GIVEN INSTRUCTION :: Set down each entry exactly as given; pictures should not appear in the copy.

RECORDS FOR THIS EXERCISE ::
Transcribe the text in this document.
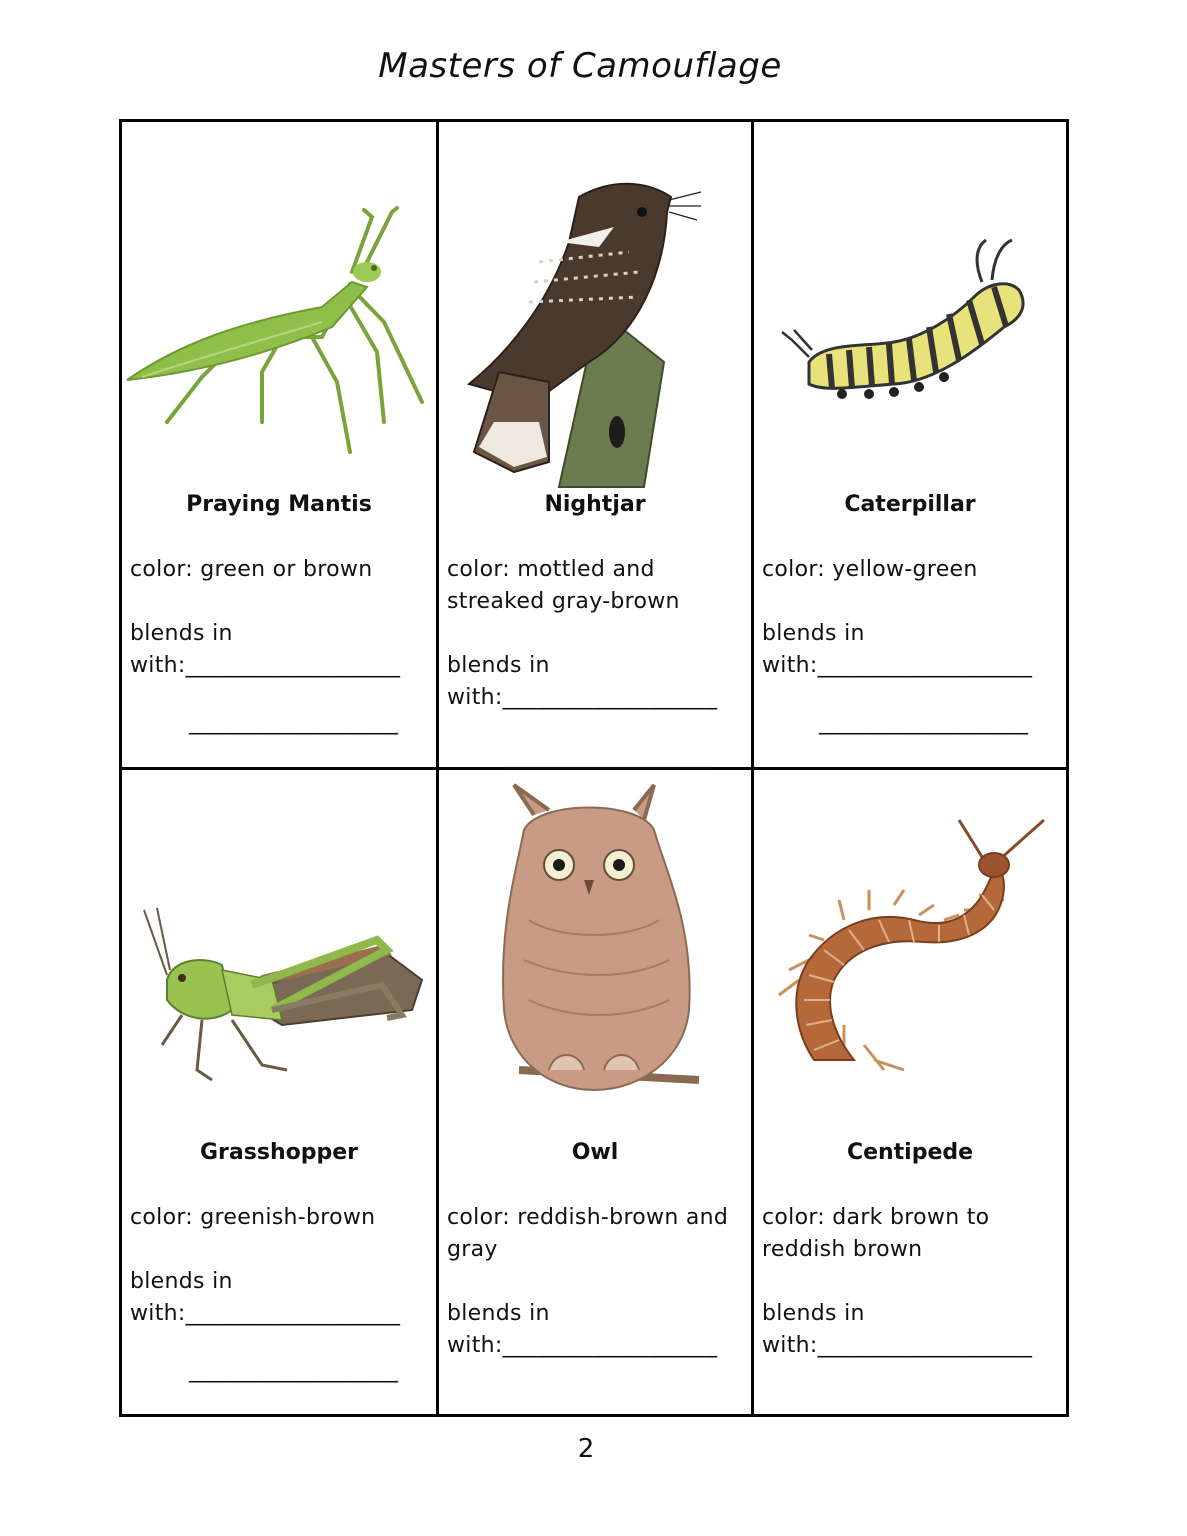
Masters of Camouflage

Praying Mantis

color: green or brown

blends in

with:___________________

___________________

Nightjar

color: mottled and

streaked gray-brown

blends in

with:___________________

___________________

Caterpillar

color: yellow-green

blends in

with:___________________

___________________

Grasshopper

color: greenish-brown

blends in

with:___________________

___________________

Owl

color: reddish-brown and

gray

blends in

with:___________________

Centipede

color: dark brown to

reddish brown

blends in

with:___________________

2
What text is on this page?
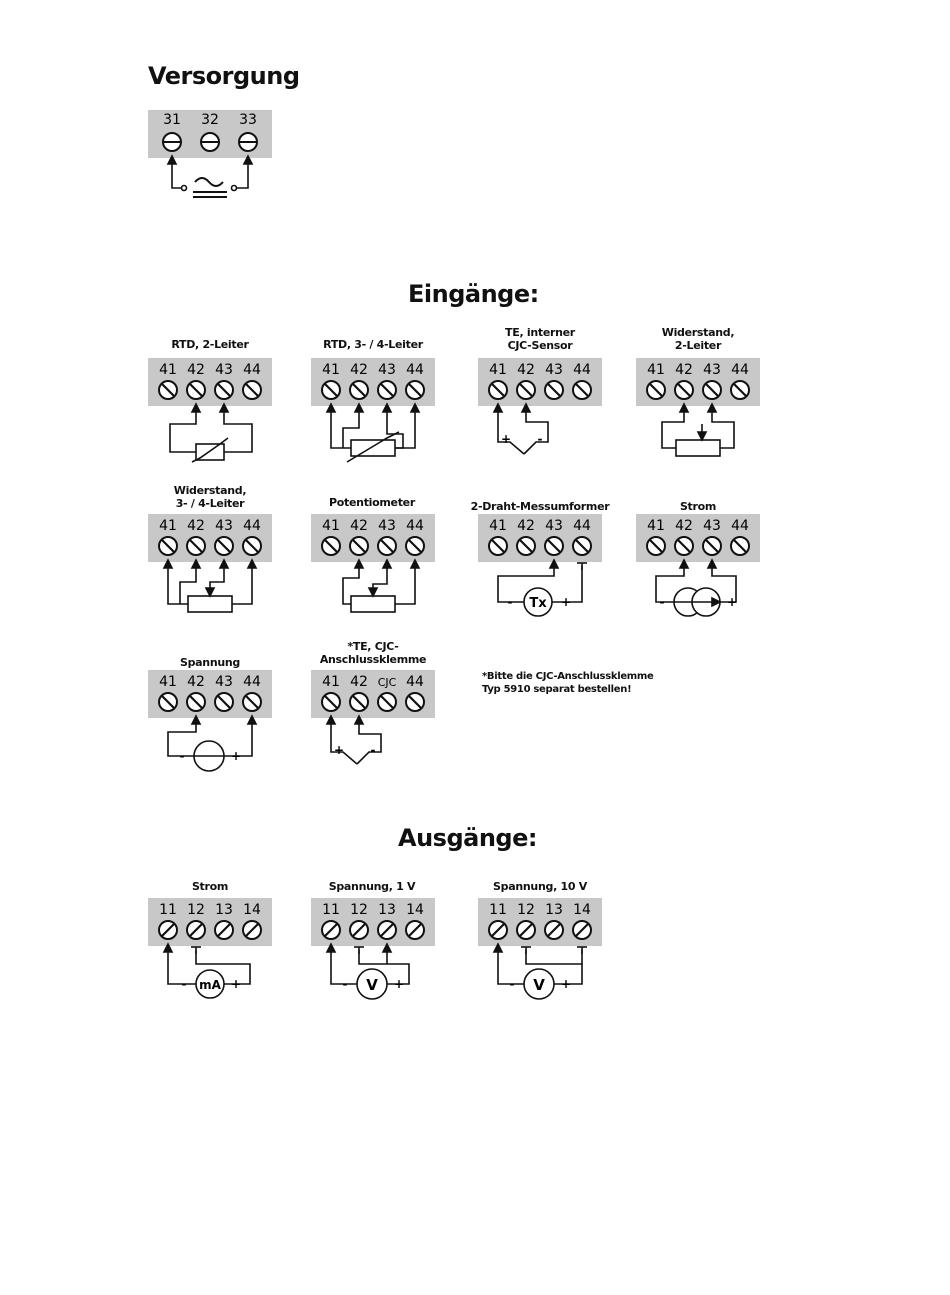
Versorgung
Eingänge:
Ausgänge:
31 32 33
RTD, 2-Leiter	RTD, 3- / 4-Leiter
TE, interner
CJC-Sensor
Widerstand,
2-Leiter
Widerstand,
3- / 4-Leiter	Potentiometer	2-Draht-Messumformer	Strom
Spannung
*TE, CJC-
Anschlussklemme
*Bitte die CJC-Anschlussklemme
Typ 5910 separat bestellen!
Strom	Spannung, 1 V	Spannung, 10 V
41 42 43 44	41 42 43 44	41 42 43 44
+ -
41 42 43 44
41 42 43 44	41 42 43 44	41 42 43 44
Tx
-	+
41 42 43 44
-	+
41 42 43 44
-	+
41 42 CJC 44
+ -
11 12 13 14
mA
-	+
11 12 13 14
V
-	+
11 12 13 14
V
-	+
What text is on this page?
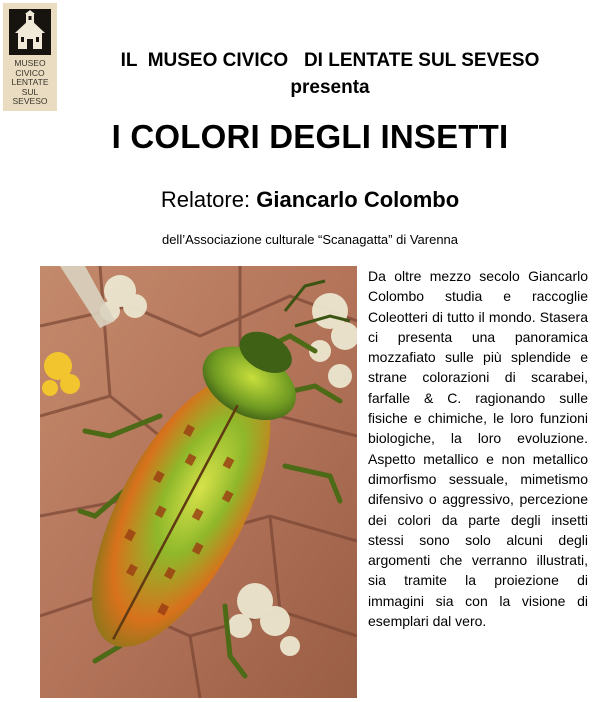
MUSEO
CIVICO
LENTATE
SUL
SEVESO
IL  MUSEO CIVICO   DI LENTATE SUL SEVESO
presenta
I COLORI DEGLI INSETTI
Relatore: Giancarlo Colombo
dell’Associazione culturale “Scanagatta” di Varenna
Da oltre mezzo secolo Giancarlo Colombo studia e raccoglie Coleotteri di tutto il mondo. Stasera ci presenta una panoramica mozzafiato sulle più splendide e strane colorazioni di scarabei, farfalle & C. ragionando sulle fisiche e chimiche, le loro funzioni biologiche, la loro evoluzione. Aspetto metallico e non metallico dimorfismo sessuale, mimetismo difensivo o aggressivo, percezione dei colori da parte degli insetti stessi sono solo alcuni degli argomenti che verranno illustrati, sia tramite la proiezione di immagini sia con la visione di esemplari dal vero.
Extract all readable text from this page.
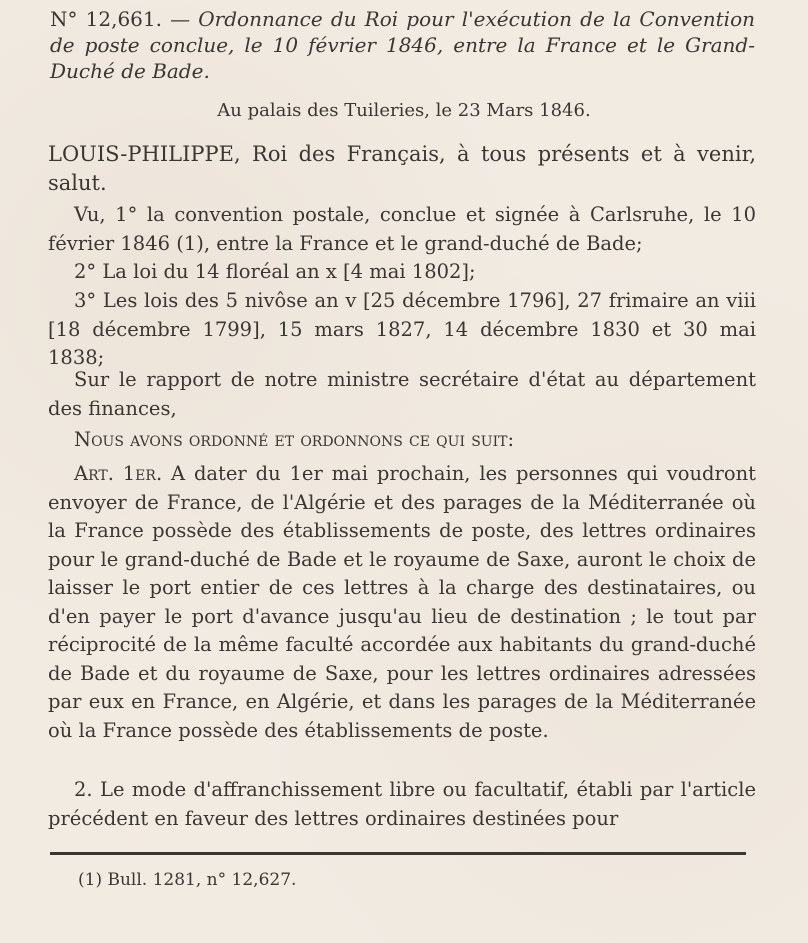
N° 12,661. — Ordonnance du Roi pour l'exécution de la Convention de poste conclue, le 10 février 1846, entre la France et le Grand-Duché de Bade.
Au palais des Tuileries, le 23 Mars 1846.
LOUIS-PHILIPPE, Roi des Français, à tous présents et à venir, salut.
Vu, 1° la convention postale, conclue et signée à Carlsruhe, le 10 février 1846 (1), entre la France et le grand-duché de Bade;
2° La loi du 14 floréal an x [4 mai 1802];
3° Les lois des 5 nivôse an v [25 décembre 1796], 27 frimaire an viii [18 décembre 1799], 15 mars 1827, 14 décembre 1830 et 30 mai 1838;
Sur le rapport de notre ministre secrétaire d'état au département des finances,
Nous avons ordonné et ordonnons ce qui suit:
Art. 1er. A dater du 1er mai prochain, les personnes qui voudront envoyer de France, de l'Algérie et des parages de la Méditerranée où la France possède des établissements de poste, des lettres ordinaires pour le grand-duché de Bade et le royaume de Saxe, auront le choix de laisser le port entier de ces lettres à la charge des destinataires, ou d'en payer le port d'avance jusqu'au lieu de destination ; le tout par réciprocité de la même faculté accordée aux habitants du grand-duché de Bade et du royaume de Saxe, pour les lettres ordinaires adressées par eux en France, en Algérie, et dans les parages de la Méditerranée où la France possède des établissements de poste.
2. Le mode d'affranchissement libre ou facultatif, établi par l'article précédent en faveur des lettres ordinaires destinées pour
(1) Bull. 1281, n° 12,627.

CORRECT ANSWER ::
Transcribe the text in this document.
Masters of Camouflage

Praying Mantis

color: green or brown

blends in

with:___________________

___________________

Nightjar

color: mottled and

streaked gray-brown

blends in

with:___________________

___________________

Caterpillar

color: yellow-green

blends in

with:___________________

___________________

Grasshopper

color: greenish-brown

blends in

with:___________________

___________________

Owl

color: reddish-brown and

gray

blends in

with:___________________

Centipede

color: dark brown to

reddish brown

blends in

with:___________________

2
What text is on this page?
Versorgung
Eingänge:
Ausgänge:
31 32 33
RTD, 2-Leiter	RTD, 3- / 4-Leiter
TE, interner
CJC-Sensor
Widerstand,
2-Leiter
Widerstand,
3- / 4-Leiter	Potentiometer	2-Draht-Messumformer	Strom
Spannung
*TE, CJC-
Anschlussklemme
*Bitte die CJC-Anschlussklemme
Typ 5910 separat bestellen!
Strom	Spannung, 1 V	Spannung, 10 V
41 42 43 44	41 42 43 44	41 42 43 44
+ -
41 42 43 44
41 42 43 44	41 42 43 44	41 42 43 44
Tx
-	+
41 42 43 44
-	+
41 42 43 44
-	+
41 42 CJC 44
+ -
11 12 13 14
mA
-	+
11 12 13 14
V
-	+
11 12 13 14
V
-	+
What text is on this page?
MUSEO
CIVICO
LENTATE
SUL
SEVESO
IL  MUSEO CIVICO   DI LENTATE SUL SEVESO
presenta
I COLORI DEGLI INSETTI
Relatore: Giancarlo Colombo
dell’Associazione culturale “Scanagatta” di Varenna
Da oltre mezzo secolo Giancarlo Colombo studia e raccoglie Coleotteri di tutto il mondo. Stasera ci presenta una panoramica mozzafiato sulle più splendide e strane colorazioni di scarabei, farfalle & C. ragionando sulle fisiche e chimiche, le loro funzioni biologiche, la loro evoluzione. Aspetto metallico e non metallico dimorfismo sessuale, mimetismo difensivo o aggressivo, percezione dei colori da parte degli insetti stessi sono solo alcuni degli argomenti che verranno illustrati, sia tramite la proiezione di immagini sia con la visione di esemplari dal vero.
Extract all readable text from this page.
N° 12,661. — Ordonnance du Roi pour l'exécution de la Convention de poste conclue, le 10 février 1846, entre la France et le Grand-Duché de Bade.
Au palais des Tuileries, le 23 Mars 1846.
LOUIS-PHILIPPE, Roi des Français, à tous présents et à venir, salut.
Vu, 1° la convention postale, conclue et signée à Carlsruhe, le 10 février 1846 (1), entre la France et le grand-duché de Bade;
2° La loi du 14 floréal an x [4 mai 1802];
3° Les lois des 5 nivôse an v [25 décembre 1796], 27 frimaire an viii [18 décembre 1799], 15 mars 1827, 14 décembre 1830 et 30 mai 1838;
Sur le rapport de notre ministre secrétaire d'état au département des finances,
Nous avons ordonné et ordonnons ce qui suit:
Art. 1er. A dater du 1er mai prochain, les personnes qui voudront envoyer de France, de l'Algérie et des parages de la Méditerranée où la France possède des établissements de poste, des lettres ordinaires pour le grand-duché de Bade et le royaume de Saxe, auront le choix de laisser le port entier de ces lettres à la charge des destinataires, ou d'en payer le port d'avance jusqu'au lieu de destination ; le tout par réciprocité de la même faculté accordée aux habitants du grand-duché de Bade et du royaume de Saxe, pour les lettres ordinaires adressées par eux en France, en Algérie, et dans les parages de la Méditerranée où la France possède des établissements de poste.
2. Le mode d'affranchissement libre ou facultatif, établi par l'article précédent en faveur des lettres ordinaires destinées pour
(1) Bull. 1281, n° 12,627.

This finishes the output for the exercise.